MATERIAL SUPPLIED:
+===+
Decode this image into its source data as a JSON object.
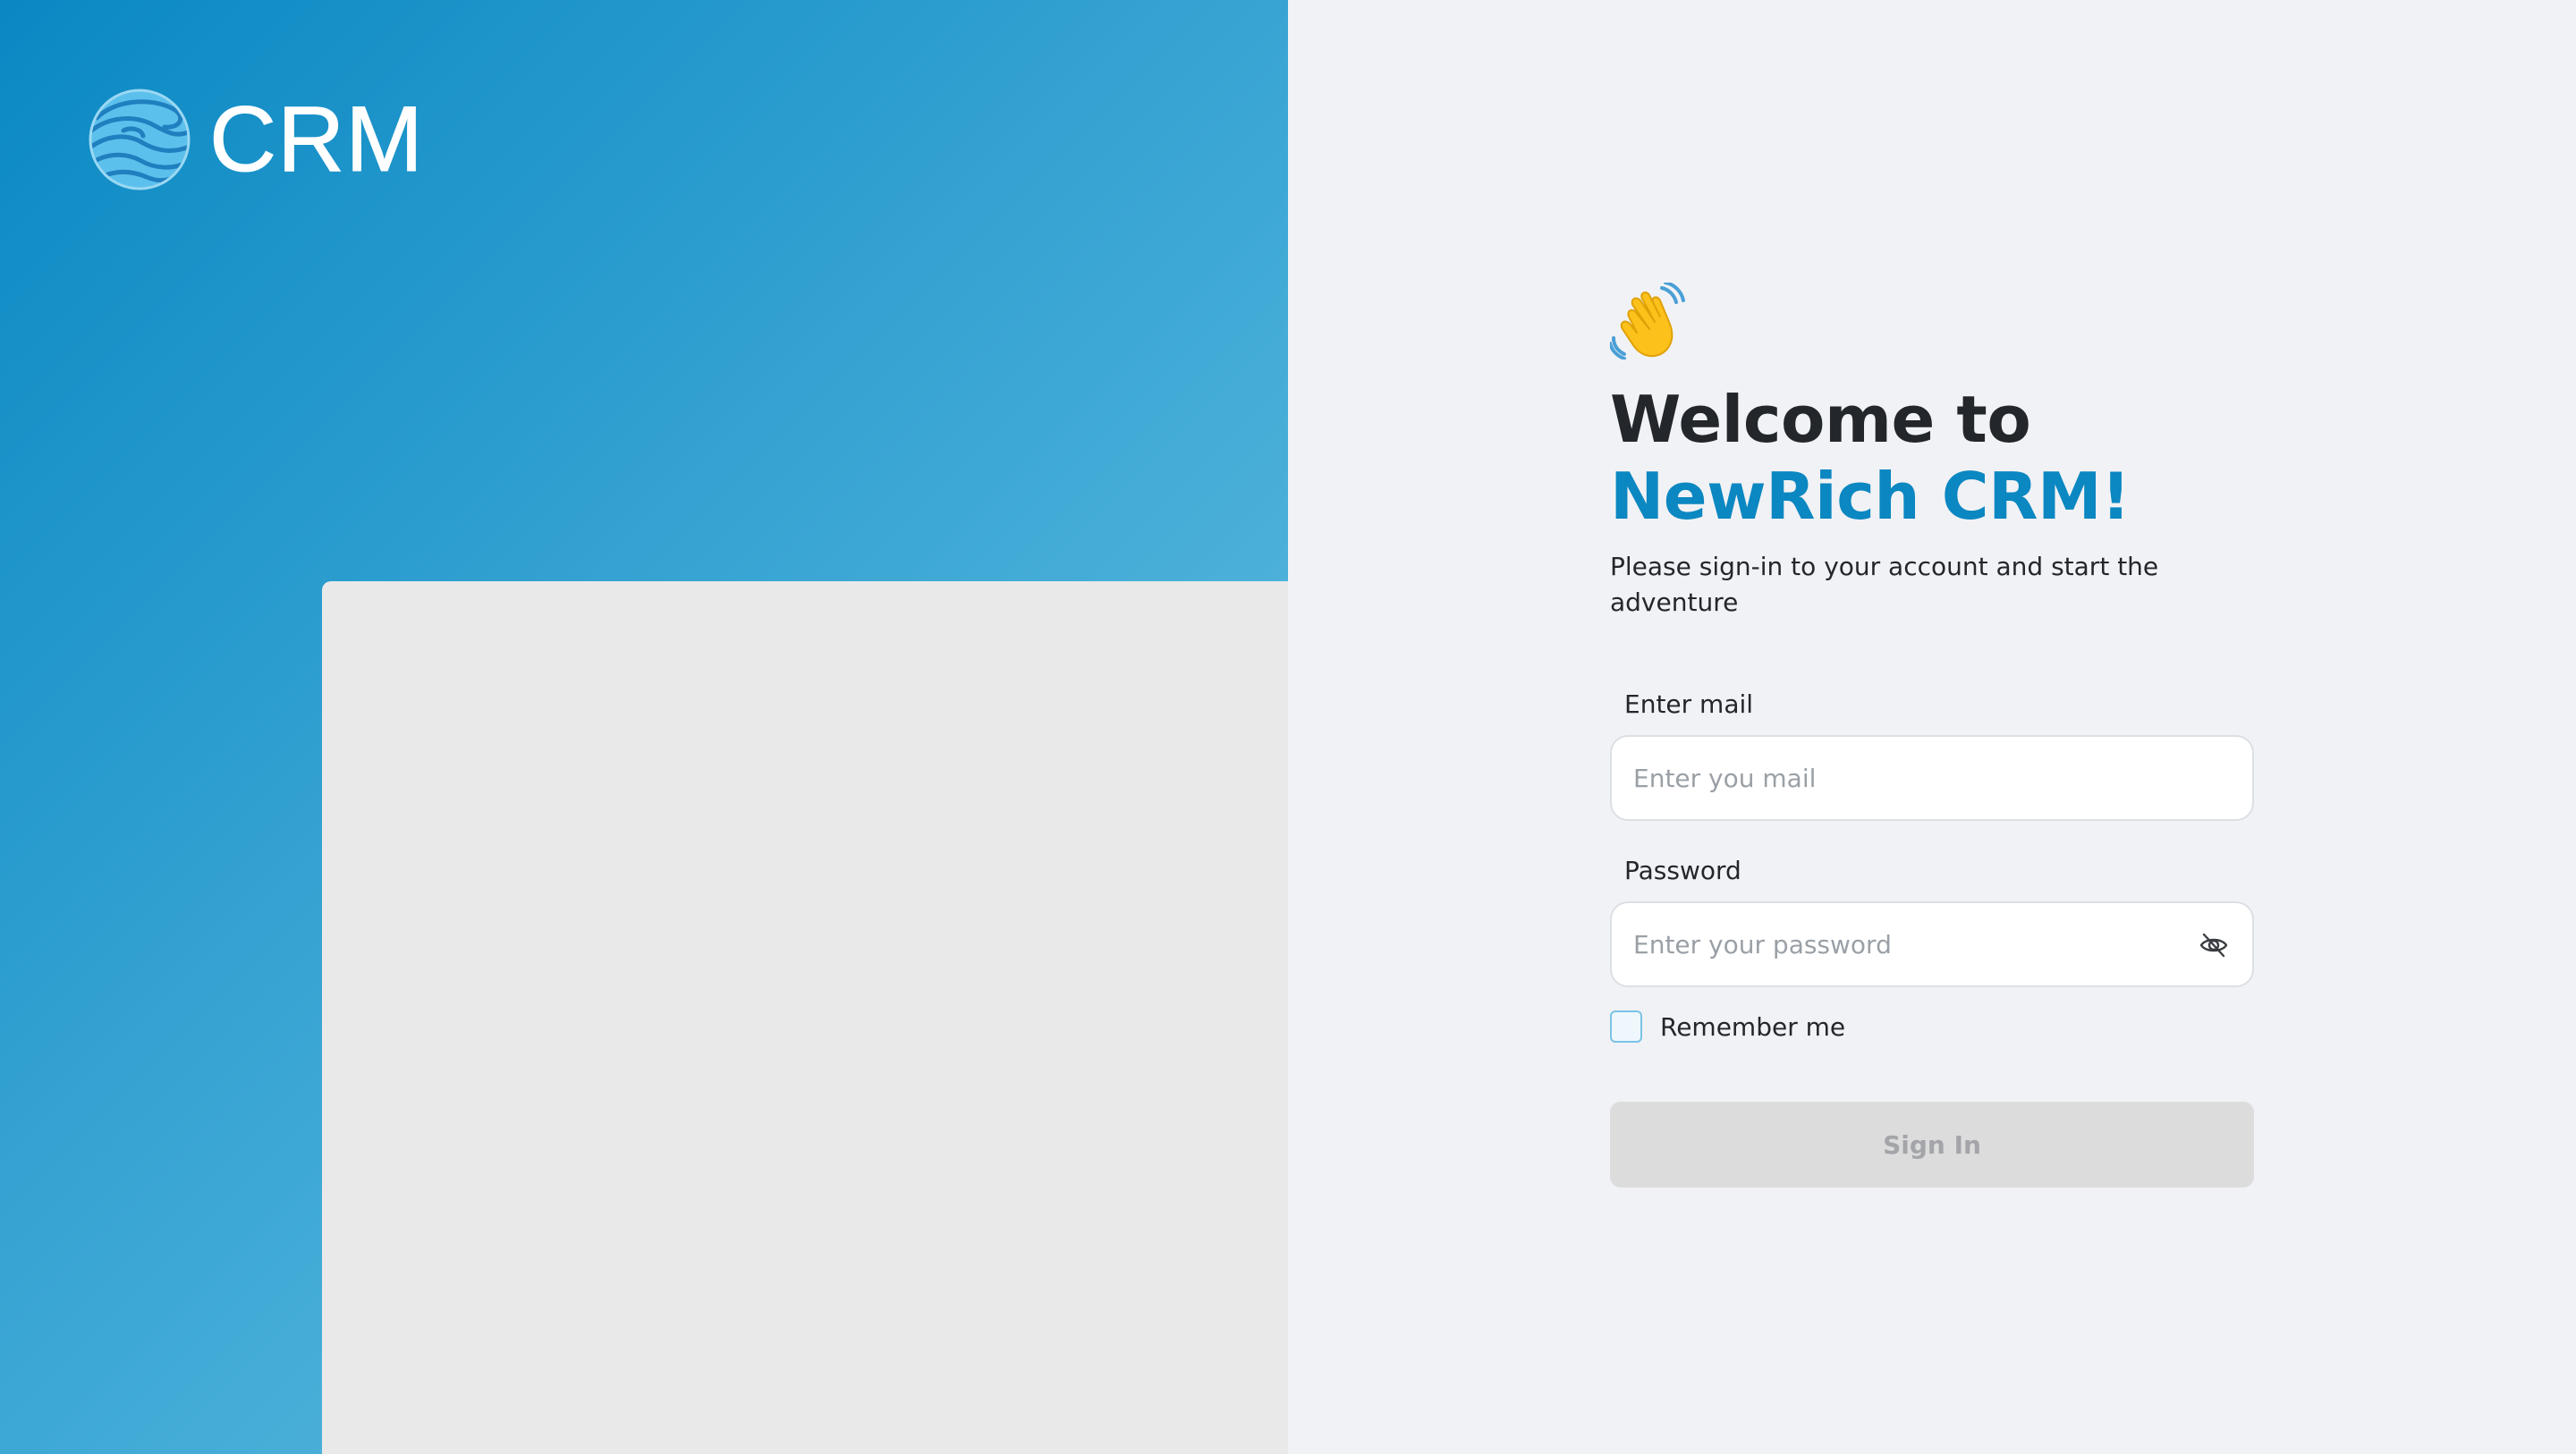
{
  "brand": {
    "logo_text": "CRM",
    "logo_icon": "swirl-globe-icon",
    "panel_gradient": [
      "#0a88c3",
      "#5cbadf"
    ]
  },
  "welcome": {
    "emoji_icon": "waving-hand-icon",
    "title_line1": "Welcome to",
    "title_line2": "NewRich CRM!",
    "subtitle": "Please sign-in to your account and start the adventure"
  },
  "form": {
    "email_label": "Enter mail",
    "email_placeholder": "Enter you mail",
    "email_value": "",
    "password_label": "Password",
    "password_placeholder": "Enter your password",
    "password_value": "",
    "password_visibility_icon": "eye-off-icon",
    "remember_label": "Remember me",
    "remember_checked": false,
    "submit_label": "Sign In",
    "submit_enabled": false
  },
  "colors": {
    "accent": "#0b87c1",
    "heading": "#23262b",
    "background": "#f1f2f5",
    "button_disabled": "#dcdcdd"
  }
}
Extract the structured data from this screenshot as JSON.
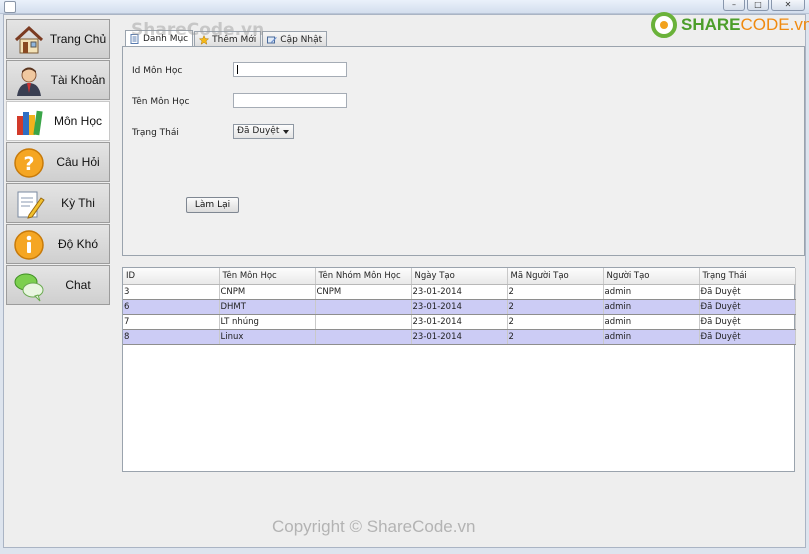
{
  "sidebar": {
    "items": [
      {
        "label": "Trang Chủ",
        "icon": "house-icon"
      },
      {
        "label": "Tài Khoản",
        "icon": "user-icon"
      },
      {
        "label": "Môn Học",
        "icon": "books-icon"
      },
      {
        "label": "Câu Hỏi",
        "icon": "question-icon"
      },
      {
        "label": "Kỳ Thi",
        "icon": "exam-pencil-icon"
      },
      {
        "label": "Độ Khó",
        "icon": "info-icon"
      },
      {
        "label": "Chat",
        "icon": "chat-bubbles-icon"
      }
    ],
    "active": "Môn Học"
  },
  "tabs": [
    {
      "label": "Danh Mục",
      "icon": "list-doc-icon"
    },
    {
      "label": "Thêm Mới",
      "icon": "star-icon"
    },
    {
      "label": "Cập Nhật",
      "icon": "edit-icon"
    }
  ],
  "form": {
    "id_label": "Id Môn Học",
    "id_value": "",
    "name_label": "Tên Môn Học",
    "name_value": "",
    "status_label": "Trạng Thái",
    "status_value": "Đã Duyệt",
    "reset_button": "Làm Lại"
  },
  "table": {
    "columns": [
      "ID",
      "Tên Môn Học",
      "Tên Nhóm Môn Học",
      "Ngày Tạo",
      "Mã Người Tạo",
      "Người Tạo",
      "Trạng Thái"
    ],
    "rows": [
      [
        "3",
        "CNPM",
        "CNPM",
        "23-01-2014",
        "2",
        "admin",
        "Đã Duyệt"
      ],
      [
        "6",
        "DHMT",
        "",
        "23-01-2014",
        "2",
        "admin",
        "Đã Duyệt"
      ],
      [
        "7",
        "LT nhúng",
        "",
        "23-01-2014",
        "2",
        "admin",
        "Đã Duyệt"
      ],
      [
        "8",
        "Linux",
        "",
        "23-01-2014",
        "2",
        "admin",
        "Đã Duyệt"
      ]
    ]
  },
  "watermark": {
    "top": "ShareCode.vn",
    "copyright": "Copyright © ShareCode.vn",
    "logo_share": "SHARE",
    "logo_code": "CODE.vn"
  },
  "window_buttons": {
    "minimize": "–",
    "maximize": "□",
    "close": "✕"
  },
  "colors": {
    "selected_row": "#ccccf5",
    "logo_green": "#4c9e2a",
    "logo_orange": "#f08a10"
  }
}
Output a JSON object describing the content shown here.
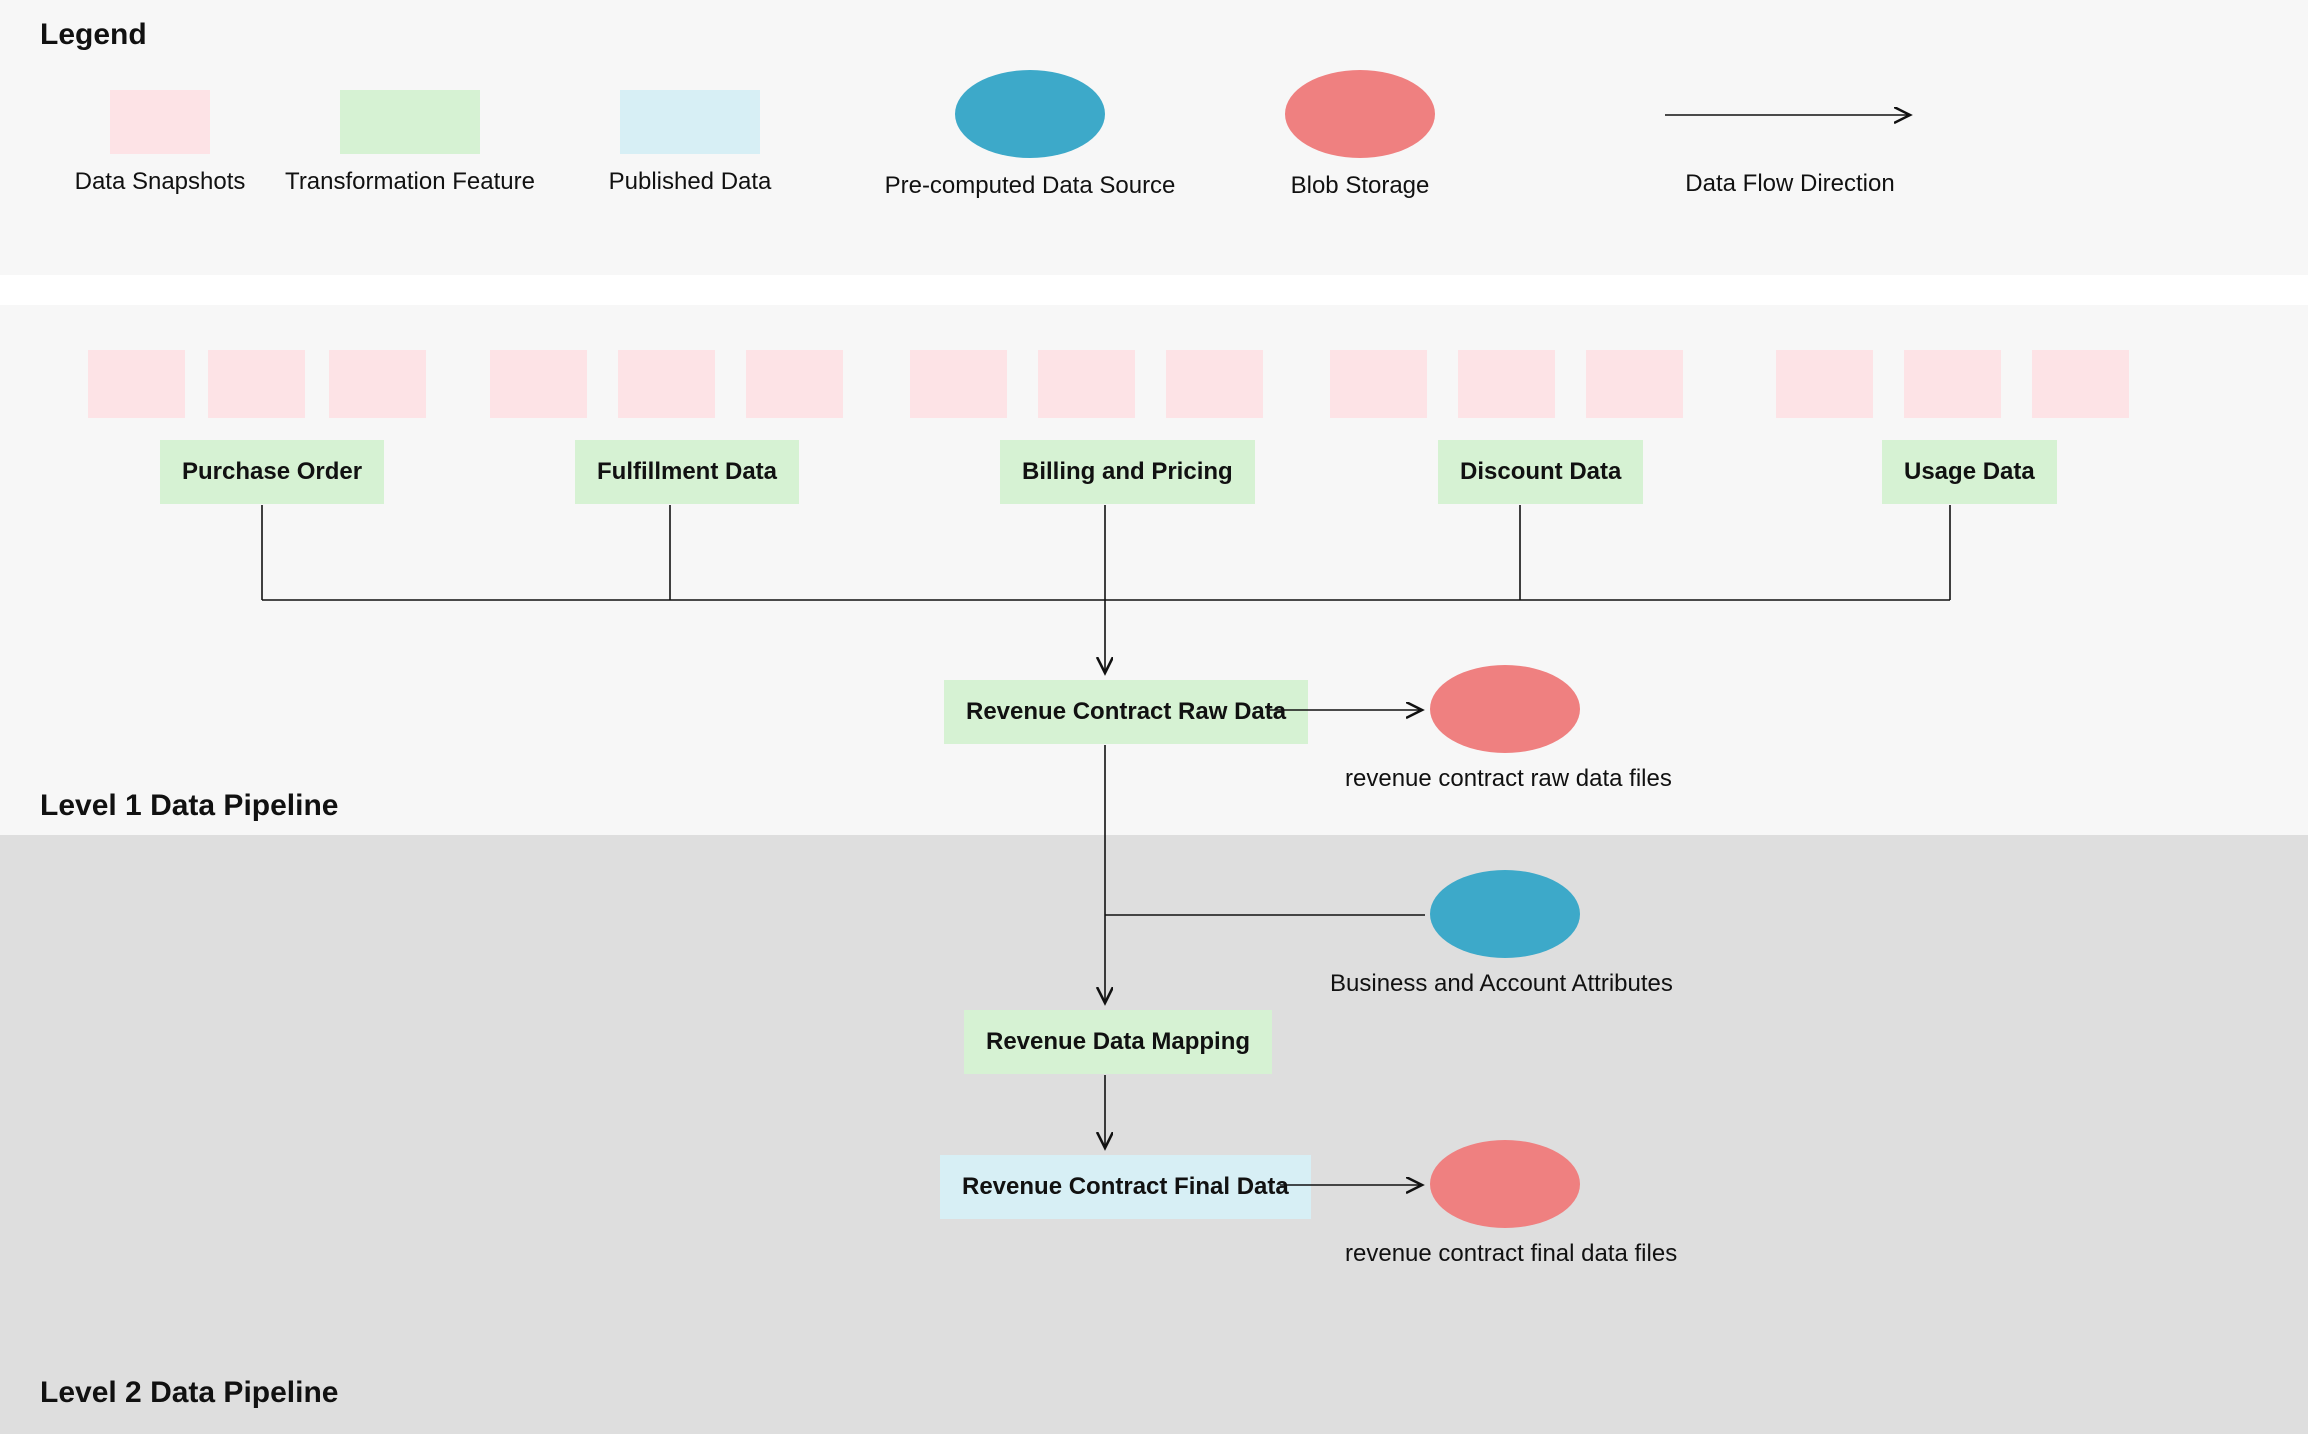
{
  "legend": {
    "title": "Legend",
    "items": {
      "snapshots": "Data Snapshots",
      "transformation": "Transformation Feature",
      "published": "Published Data",
      "precomputed": "Pre-computed Data Source",
      "blob": "Blob Storage",
      "flow": "Data Flow Direction"
    }
  },
  "level1": {
    "title": "Level 1 Data Pipeline",
    "features": {
      "purchase_order": "Purchase Order",
      "fulfillment_data": "Fulfillment Data",
      "billing_pricing": "Billing and Pricing",
      "discount_data": "Discount Data",
      "usage_data": "Usage Data",
      "revenue_raw": "Revenue Contract Raw Data"
    },
    "blob_caption": "revenue contract raw data files"
  },
  "level2": {
    "title": "Level 2 Data Pipeline",
    "precomputed_caption": "Business and Account Attributes",
    "features": {
      "revenue_mapping": "Revenue Data Mapping"
    },
    "published": {
      "revenue_final": "Revenue Contract Final Data"
    },
    "blob_caption": "revenue contract final data files"
  }
}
+===+
TASK STATEMENT: Without including any picture, retype the entries exactly.

SOLUTION BELOW:
Decode this image into its source data as a JSON object.
{
  "brand": {
    "logo_text": "CRM",
    "logo_icon": "swirl-globe-icon",
    "panel_gradient": [
      "#0a88c3",
      "#5cbadf"
    ]
  },
  "welcome": {
    "emoji_icon": "waving-hand-icon",
    "title_line1": "Welcome to",
    "title_line2": "NewRich CRM!",
    "subtitle": "Please sign-in to your account and start the adventure"
  },
  "form": {
    "email_label": "Enter mail",
    "email_placeholder": "Enter you mail",
    "email_value": "",
    "password_label": "Password",
    "password_placeholder": "Enter your password",
    "password_value": "",
    "password_visibility_icon": "eye-off-icon",
    "remember_label": "Remember me",
    "remember_checked": false,
    "submit_label": "Sign In",
    "submit_enabled": false
  },
  "colors": {
    "accent": "#0b87c1",
    "heading": "#23262b",
    "background": "#f1f2f5",
    "button_disabled": "#dcdcdd"
  }
}
Extract the structured data from this screenshot as JSON.
{
  "sidebar": {
    "items": [
      {
        "label": "Trang Chủ",
        "icon": "house-icon"
      },
      {
        "label": "Tài Khoản",
        "icon": "user-icon"
      },
      {
        "label": "Môn Học",
        "icon": "books-icon"
      },
      {
        "label": "Câu Hỏi",
        "icon": "question-icon"
      },
      {
        "label": "Kỳ Thi",
        "icon": "exam-pencil-icon"
      },
      {
        "label": "Độ Khó",
        "icon": "info-icon"
      },
      {
        "label": "Chat",
        "icon": "chat-bubbles-icon"
      }
    ],
    "active": "Môn Học"
  },
  "tabs": [
    {
      "label": "Danh Mục",
      "icon": "list-doc-icon"
    },
    {
      "label": "Thêm Mới",
      "icon": "star-icon"
    },
    {
      "label": "Cập Nhật",
      "icon": "edit-icon"
    }
  ],
  "form": {
    "id_label": "Id Môn Học",
    "id_value": "",
    "name_label": "Tên Môn Học",
    "name_value": "",
    "status_label": "Trạng Thái",
    "status_value": "Đã Duyệt",
    "reset_button": "Làm Lại"
  },
  "table": {
    "columns": [
      "ID",
      "Tên Môn Học",
      "Tên Nhóm Môn Học",
      "Ngày Tạo",
      "Mã Người Tạo",
      "Người Tạo",
      "Trạng Thái"
    ],
    "rows": [
      [
        "3",
        "CNPM",
        "CNPM",
        "23-01-2014",
        "2",
        "admin",
        "Đã Duyệt"
      ],
      [
        "6",
        "DHMT",
        "",
        "23-01-2014",
        "2",
        "admin",
        "Đã Duyệt"
      ],
      [
        "7",
        "LT nhúng",
        "",
        "23-01-2014",
        "2",
        "admin",
        "Đã Duyệt"
      ],
      [
        "8",
        "Linux",
        "",
        "23-01-2014",
        "2",
        "admin",
        "Đã Duyệt"
      ]
    ]
  },
  "watermark": {
    "top": "ShareCode.vn",
    "copyright": "Copyright © ShareCode.vn",
    "logo_share": "SHARE",
    "logo_code": "CODE.vn"
  },
  "window_buttons": {
    "minimize": "–",
    "maximize": "□",
    "close": "✕"
  },
  "colors": {
    "selected_row": "#ccccf5",
    "logo_green": "#4c9e2a",
    "logo_orange": "#f08a10"
  }
}
Output a JSON object describing the content shown here.
{
  "legend": {
    "title": "Legend",
    "items": {
      "snapshots": "Data Snapshots",
      "transformation": "Transformation Feature",
      "published": "Published Data",
      "precomputed": "Pre-computed Data Source",
      "blob": "Blob Storage",
      "flow": "Data Flow Direction"
    }
  },
  "level1": {
    "title": "Level 1 Data Pipeline",
    "features": {
      "purchase_order": "Purchase Order",
      "fulfillment_data": "Fulfillment Data",
      "billing_pricing": "Billing and Pricing",
      "discount_data": "Discount Data",
      "usage_data": "Usage Data",
      "revenue_raw": "Revenue Contract Raw Data"
    },
    "blob_caption": "revenue contract raw data files"
  },
  "level2": {
    "title": "Level 2 Data Pipeline",
    "precomputed_caption": "Business and Account Attributes",
    "features": {
      "revenue_mapping": "Revenue Data Mapping"
    },
    "published": {
      "revenue_final": "Revenue Contract Final Data"
    },
    "blob_caption": "revenue contract final data files"
  }
}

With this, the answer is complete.